# START OF Raw data
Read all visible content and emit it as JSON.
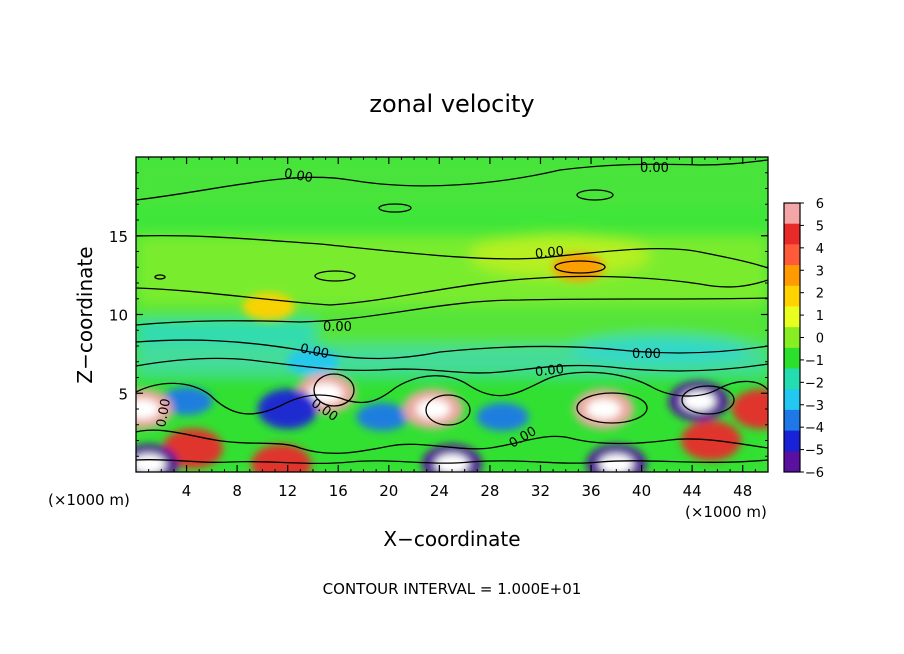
{
  "chart_data": {
    "type": "heatmap",
    "title": "zonal velocity",
    "xlabel": "X−coordinate",
    "ylabel": "Z−coordinate",
    "x_unit_left": "(×1000 m)",
    "x_unit_right": "(×1000 m)",
    "footer": "CONTOUR INTERVAL = 1.000E+01",
    "xlim": [
      0,
      50
    ],
    "ylim": [
      0,
      20
    ],
    "x_ticks": [
      4,
      8,
      12,
      16,
      20,
      24,
      28,
      32,
      36,
      40,
      44,
      48
    ],
    "y_ticks": [
      5,
      10,
      15
    ],
    "colorbar": {
      "ticks": [
        "6",
        "5",
        "4",
        "3",
        "2",
        "1",
        "0",
        "−1",
        "−2",
        "−3",
        "−4",
        "−5",
        "−6"
      ],
      "min": -6,
      "max": 6,
      "colors": [
        "#f4a6a6",
        "#e82a2a",
        "#ff5a3a",
        "#ff9a00",
        "#ffd200",
        "#e8ff20",
        "#86ee22",
        "#2ee02e",
        "#23ddb0",
        "#22c8f0",
        "#1e78e8",
        "#1a22d8",
        "#5a10a0"
      ]
    },
    "contour_labels": [
      "0.00",
      "0.00",
      "0.00",
      "0.00",
      "0.00",
      "0.00",
      "0.00",
      "0.00",
      "0.00",
      "0.00"
    ],
    "features": [
      {
        "x": 35,
        "z": 13,
        "value": 3
      },
      {
        "x": 10.5,
        "z": 10.5,
        "value": 2
      },
      {
        "x": 14,
        "z": 7,
        "value": -3
      },
      {
        "x": 15,
        "z": 5,
        "value": 6
      },
      {
        "x": 4,
        "z": 4.5,
        "value": -4
      },
      {
        "x": 0.5,
        "z": 4,
        "value": 6
      },
      {
        "x": 12,
        "z": 4,
        "value": -5
      },
      {
        "x": 19.5,
        "z": 3.5,
        "value": -4
      },
      {
        "x": 23.5,
        "z": 4,
        "value": 6
      },
      {
        "x": 29,
        "z": 3.5,
        "value": -4
      },
      {
        "x": 37,
        "z": 4,
        "value": 6
      },
      {
        "x": 44.5,
        "z": 4.5,
        "value": -6
      },
      {
        "x": 4.5,
        "z": 1.5,
        "value": 5
      },
      {
        "x": 45.5,
        "z": 2,
        "value": 5
      },
      {
        "x": 1,
        "z": 0.5,
        "value": -6
      },
      {
        "x": 11.5,
        "z": 0.5,
        "value": 5
      },
      {
        "x": 25,
        "z": 0.5,
        "value": -6
      },
      {
        "x": 38,
        "z": 0.5,
        "value": -6
      },
      {
        "x": 49.5,
        "z": 4,
        "value": 5
      }
    ]
  }
}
# END OF Raw data
§ Short problem
Skip the pictures and transcribe the rest of the records exactly.

§ The reply
Read all visible content and emit it as JSON.
{
  "chart_data": {
    "type": "heatmap",
    "title": "zonal velocity",
    "xlabel": "X−coordinate",
    "ylabel": "Z−coordinate",
    "x_unit_left": "(×1000 m)",
    "x_unit_right": "(×1000 m)",
    "footer": "CONTOUR INTERVAL = 1.000E+01",
    "xlim": [
      0,
      50
    ],
    "ylim": [
      0,
      20
    ],
    "x_ticks": [
      4,
      8,
      12,
      16,
      20,
      24,
      28,
      32,
      36,
      40,
      44,
      48
    ],
    "y_ticks": [
      5,
      10,
      15
    ],
    "colorbar": {
      "ticks": [
        "6",
        "5",
        "4",
        "3",
        "2",
        "1",
        "0",
        "−1",
        "−2",
        "−3",
        "−4",
        "−5",
        "−6"
      ],
      "min": -6,
      "max": 6,
      "colors": [
        "#f4a6a6",
        "#e82a2a",
        "#ff5a3a",
        "#ff9a00",
        "#ffd200",
        "#e8ff20",
        "#86ee22",
        "#2ee02e",
        "#23ddb0",
        "#22c8f0",
        "#1e78e8",
        "#1a22d8",
        "#5a10a0"
      ]
    },
    "contour_labels": [
      "0.00",
      "0.00",
      "0.00",
      "0.00",
      "0.00",
      "0.00",
      "0.00",
      "0.00",
      "0.00",
      "0.00"
    ],
    "features": [
      {
        "x": 35,
        "z": 13,
        "value": 3
      },
      {
        "x": 10.5,
        "z": 10.5,
        "value": 2
      },
      {
        "x": 14,
        "z": 7,
        "value": -3
      },
      {
        "x": 15,
        "z": 5,
        "value": 6
      },
      {
        "x": 4,
        "z": 4.5,
        "value": -4
      },
      {
        "x": 0.5,
        "z": 4,
        "value": 6
      },
      {
        "x": 12,
        "z": 4,
        "value": -5
      },
      {
        "x": 19.5,
        "z": 3.5,
        "value": -4
      },
      {
        "x": 23.5,
        "z": 4,
        "value": 6
      },
      {
        "x": 29,
        "z": 3.5,
        "value": -4
      },
      {
        "x": 37,
        "z": 4,
        "value": 6
      },
      {
        "x": 44.5,
        "z": 4.5,
        "value": -6
      },
      {
        "x": 4.5,
        "z": 1.5,
        "value": 5
      },
      {
        "x": 45.5,
        "z": 2,
        "value": 5
      },
      {
        "x": 1,
        "z": 0.5,
        "value": -6
      },
      {
        "x": 11.5,
        "z": 0.5,
        "value": 5
      },
      {
        "x": 25,
        "z": 0.5,
        "value": -6
      },
      {
        "x": 38,
        "z": 0.5,
        "value": -6
      },
      {
        "x": 49.5,
        "z": 4,
        "value": 5
      }
    ]
  }
}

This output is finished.